◆ Exercise description:
Send back the records in full, character for character.

◆ Data supplied:

|---|

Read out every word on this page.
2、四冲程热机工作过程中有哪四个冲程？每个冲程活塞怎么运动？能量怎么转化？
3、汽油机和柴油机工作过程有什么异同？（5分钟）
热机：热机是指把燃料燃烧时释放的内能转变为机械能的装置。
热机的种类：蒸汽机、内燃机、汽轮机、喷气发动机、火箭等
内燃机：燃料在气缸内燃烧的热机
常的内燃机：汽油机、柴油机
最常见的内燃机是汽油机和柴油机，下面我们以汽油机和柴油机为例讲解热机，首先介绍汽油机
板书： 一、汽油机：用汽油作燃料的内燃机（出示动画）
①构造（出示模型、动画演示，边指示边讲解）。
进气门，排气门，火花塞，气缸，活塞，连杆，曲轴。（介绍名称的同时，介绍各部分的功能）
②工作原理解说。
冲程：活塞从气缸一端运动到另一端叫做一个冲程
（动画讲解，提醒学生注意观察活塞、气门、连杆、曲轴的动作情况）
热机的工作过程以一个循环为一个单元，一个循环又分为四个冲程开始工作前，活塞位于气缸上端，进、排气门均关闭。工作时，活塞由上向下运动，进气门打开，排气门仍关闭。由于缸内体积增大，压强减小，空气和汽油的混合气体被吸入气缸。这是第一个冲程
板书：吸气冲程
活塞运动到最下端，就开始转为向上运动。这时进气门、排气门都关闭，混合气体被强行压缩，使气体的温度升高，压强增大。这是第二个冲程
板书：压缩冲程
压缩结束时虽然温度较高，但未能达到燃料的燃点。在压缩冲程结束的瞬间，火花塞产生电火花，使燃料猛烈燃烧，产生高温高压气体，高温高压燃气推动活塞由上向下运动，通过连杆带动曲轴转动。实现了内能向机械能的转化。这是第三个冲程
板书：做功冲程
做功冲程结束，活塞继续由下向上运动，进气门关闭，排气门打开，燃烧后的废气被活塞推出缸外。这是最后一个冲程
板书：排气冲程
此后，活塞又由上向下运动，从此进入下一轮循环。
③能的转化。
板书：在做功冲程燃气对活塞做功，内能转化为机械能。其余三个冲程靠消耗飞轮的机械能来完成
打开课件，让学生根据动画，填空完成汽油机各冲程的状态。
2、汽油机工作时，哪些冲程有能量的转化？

|---|

◆ Exercise solution:
Read out every word on this page.
2、四冲程热机工作过程中有哪四个冲程？每个冲程活塞怎么运动？能量怎么转化？
3、汽油机和柴油机工作过程有什么异同？（5分钟）
热机：热机是指把燃料燃烧时释放的内能转变为机械能的装置。
热机的种类：蒸汽机、内燃机、汽轮机、喷气发动机、火箭等
内燃机：燃料在气缸内燃烧的热机
常的内燃机：汽油机、柴油机
最常见的内燃机是汽油机和柴油机，下面我们以汽油机和柴油机为例讲解热机，首先介绍汽油机
板书： 一、汽油机：用汽油作燃料的内燃机（出示动画）
①构造（出示模型、动画演示，边指示边讲解）。
进气门，排气门，火花塞，气缸，活塞，连杆，曲轴。（介绍名称的同时，介绍各部分的功能）
②工作原理解说。
冲程：活塞从气缸一端运动到另一端叫做一个冲程
（动画讲解，提醒学生注意观察活塞、气门、连杆、曲轴的动作情况）
热机的工作过程以一个循环为一个单元，一个循环又分为四个冲程开始工作前，活塞位于气缸上端，进、排气门均关闭。工作时，活塞由上向下运动，进气门打开，排气门仍关闭。由于缸内体积增大，压强减小，空气和汽油的混合气体被吸入气缸。这是第一个冲程
板书：吸气冲程
活塞运动到最下端，就开始转为向上运动。这时进气门、排气门都关闭，混合气体被强行压缩，使气体的温度升高，压强增大。这是第二个冲程
板书：压缩冲程
压缩结束时虽然温度较高，但未能达到燃料的燃点。在压缩冲程结束的瞬间，火花塞产生电火花，使燃料猛烈燃烧，产生高温高压气体，高温高压燃气推动活塞由上向下运动，通过连杆带动曲轴转动。实现了内能向机械能的转化。这是第三个冲程
板书：做功冲程
做功冲程结束，活塞继续由下向上运动，进气门关闭，排气门打开，燃烧后的废气被活塞推出缸外。这是最后一个冲程
板书：排气冲程
此后，活塞又由上向下运动，从此进入下一轮循环。
③能的转化。
板书：在做功冲程燃气对活塞做功，内能转化为机械能。其余三个冲程靠消耗飞轮的机械能来完成
打开课件，让学生根据动画，填空完成汽油机各冲程的状态。
2、汽油机工作时，哪些冲程有能量的转化？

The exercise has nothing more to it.